(Exercise) Leave the pictures out, and retype all of the material exactly as written.

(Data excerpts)
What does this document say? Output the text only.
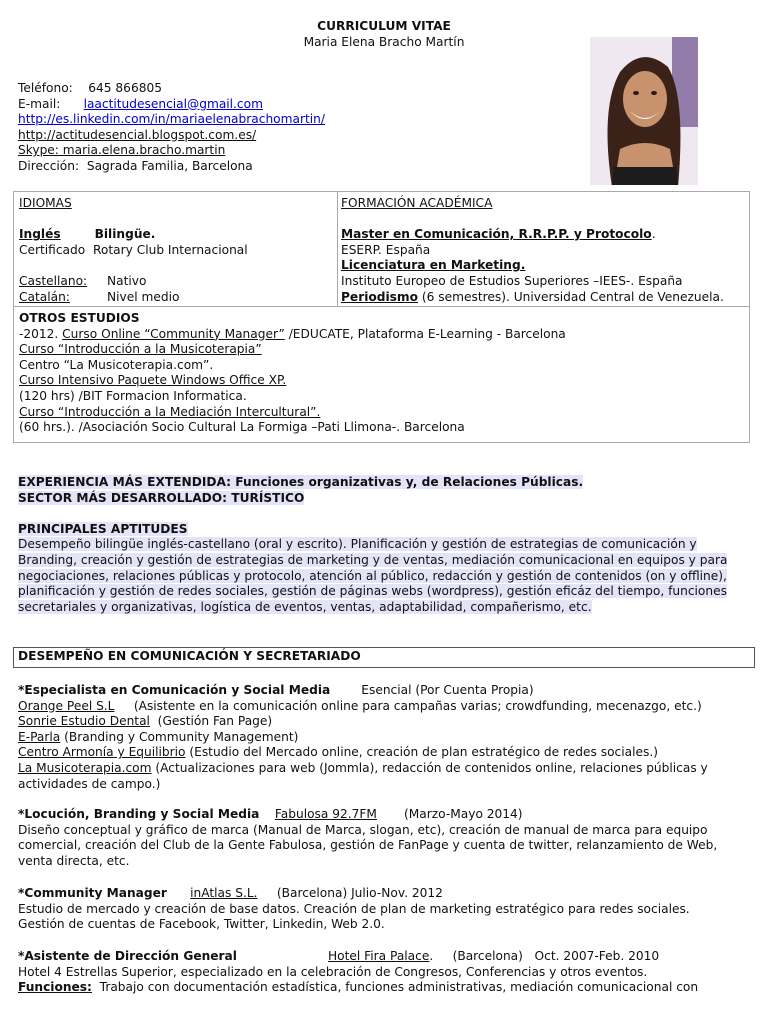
CURRICULUM VITAE
Maria Elena Bracho Martín
Teléfono: 645 866805
E-mail: laactitudesencial@gmail.com
http://es.linkedin.com/in/mariaelenabrachomartin/
http://actitudesencial.blogspot.com.es/
Skype: maria.elena.bracho.martin
Dirección: Sagrada Familia, Barcelona
IDIOMAS

Inglés	Bilingüe.
Certificado Rotary Club Internacional

Castellano: Nativo
Catalán:	Nivel medio
FORMACIÓN ACADÉMICA

Master en Comunicación, R.R.P.P. y Protocolo.
ESERP. España
Licenciatura en Marketing.
Instituto Europeo de Estudios Superiores –IEES-. España
Periodismo (6 semestres). Universidad Central de Venezuela.
OTROS ESTUDIOS
-2012. Curso Online “Community Manager” /EDUCATE, Plataforma E-Learning - Barcelona
Curso “Introducción a la Musicoterapia”
Centro “La Musicoterapia.com”.
Curso Intensivo Paquete Windows Office XP.
(120 hrs) /BIT Formacion Informatica.
Curso “Introducción a la Mediación Intercultural”.
(60 hrs.). /Asociación Socio Cultural La Formiga –Pati Llimona-. Barcelona
EXPERIENCIA MÁS EXTENDIDA: Funciones organizativas y, de Relaciones Públicas.
SECTOR MÁS DESARROLLADO: TURÍSTICO

PRINCIPALES APTITUDES
Desempeño bilingüe inglés-castellano (oral y escrito). Planificación y gestión de estrategias de comunicación y
Branding, creación y gestión de estrategias de marketing y de ventas, mediación comunicacional en equipos y para
negociaciones, relaciones públicas y protocolo, atención al público, redacción y gestión de contenidos (on y offline),
planificación y gestión de redes sociales, gestión de páginas webs (wordpress), gestión eficáz del tiempo, funciones
secretariales y organizativas, logística de eventos, ventas, adaptabilidad, compañerismo, etc.
DESEMPEÑO EN COMUNICACIÓN Y SECRETARIADO
*Especialista en Comunicación y Social Media	Esencial (Por Cuenta Propia)
Orange Peel S.L     (Asistente en la comunicación online para campañas varias; crowdfunding, mecenazgo, etc.)
Sonrie Estudio Dental  (Gestión Fan Page)
E-Parla (Branding y Community Management)
Centro Armonía y Equilibrio (Estudio del Mercado online, creación de plan estratégico de redes sociales.)
La Musicoterapia.com (Actualizaciones para web (Jommla), redacción de contenidos online, relaciones públicas y
actividades de campo.)
*Locución, Branding y Social Media Fabulosa 92.7FM (Marzo-Mayo 2014)
Diseño conceptual y gráfico de marca (Manual de Marca, slogan, etc), creación de manual de marca para equipo
comercial, creación del Club de la Gente Fabulosa, gestión de FanPage y cuenta de twitter, relanzamiento de Web,
venta directa, etc.
*Community Manager inAtlas S.L. (Barcelona) Julio-Nov. 2012
Estudio de mercado y creación de base datos. Creación de plan de marketing estratégico para redes sociales.
Gestión de cuentas de Facebook, Twitter, Linkedin, Web 2.0.
*Asistente de Dirección General	Hotel Fira Palace.     (Barcelona)   Oct. 2007-Feb. 2010
Hotel 4 Estrellas Superior, especializado en la celebración de Congresos, Conferencias y otros eventos.
Funciones:  Trabajo con documentación estadística, funciones administrativas, mediación comunicacional con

(Answer below)
What does this document say? Output the text only.
CURRICULUM VITAE
Maria Elena Bracho Martín
Teléfono: 645 866805
E-mail: laactitudesencial@gmail.com
http://es.linkedin.com/in/mariaelenabrachomartin/
http://actitudesencial.blogspot.com.es/
Skype: maria.elena.bracho.martin
Dirección: Sagrada Familia, Barcelona
IDIOMAS

Inglés	Bilingüe.
Certificado Rotary Club Internacional

Castellano: Nativo
Catalán:	Nivel medio
FORMACIÓN ACADÉMICA

Master en Comunicación, R.R.P.P. y Protocolo.
ESERP. España
Licenciatura en Marketing.
Instituto Europeo de Estudios Superiores –IEES-. España
Periodismo (6 semestres). Universidad Central de Venezuela.
OTROS ESTUDIOS
-2012. Curso Online “Community Manager” /EDUCATE, Plataforma E-Learning - Barcelona
Curso “Introducción a la Musicoterapia”
Centro “La Musicoterapia.com”.
Curso Intensivo Paquete Windows Office XP.
(120 hrs) /BIT Formacion Informatica.
Curso “Introducción a la Mediación Intercultural”.
(60 hrs.). /Asociación Socio Cultural La Formiga –Pati Llimona-. Barcelona
EXPERIENCIA MÁS EXTENDIDA: Funciones organizativas y, de Relaciones Públicas.
SECTOR MÁS DESARROLLADO: TURÍSTICO

PRINCIPALES APTITUDES
Desempeño bilingüe inglés-castellano (oral y escrito). Planificación y gestión de estrategias de comunicación y
Branding, creación y gestión de estrategias de marketing y de ventas, mediación comunicacional en equipos y para
negociaciones, relaciones públicas y protocolo, atención al público, redacción y gestión de contenidos (on y offline),
planificación y gestión de redes sociales, gestión de páginas webs (wordpress), gestión eficáz del tiempo, funciones
secretariales y organizativas, logística de eventos, ventas, adaptabilidad, compañerismo, etc.
DESEMPEÑO EN COMUNICACIÓN Y SECRETARIADO
*Especialista en Comunicación y Social Media	Esencial (Por Cuenta Propia)
Orange Peel S.L     (Asistente en la comunicación online para campañas varias; crowdfunding, mecenazgo, etc.)
Sonrie Estudio Dental  (Gestión Fan Page)
E-Parla (Branding y Community Management)
Centro Armonía y Equilibrio (Estudio del Mercado online, creación de plan estratégico de redes sociales.)
La Musicoterapia.com (Actualizaciones para web (Jommla), redacción de contenidos online, relaciones públicas y
actividades de campo.)
*Locución, Branding y Social Media Fabulosa 92.7FM (Marzo-Mayo 2014)
Diseño conceptual y gráfico de marca (Manual de Marca, slogan, etc), creación de manual de marca para equipo
comercial, creación del Club de la Gente Fabulosa, gestión de FanPage y cuenta de twitter, relanzamiento de Web,
venta directa, etc.
*Community Manager inAtlas S.L. (Barcelona) Julio-Nov. 2012
Estudio de mercado y creación de base datos. Creación de plan de marketing estratégico para redes sociales.
Gestión de cuentas de Facebook, Twitter, Linkedin, Web 2.0.
*Asistente de Dirección General	Hotel Fira Palace.     (Barcelona)   Oct. 2007-Feb. 2010
Hotel 4 Estrellas Superior, especializado en la celebración de Congresos, Conferencias y otros eventos.
Funciones:  Trabajo con documentación estadística, funciones administrativas, mediación comunicacional con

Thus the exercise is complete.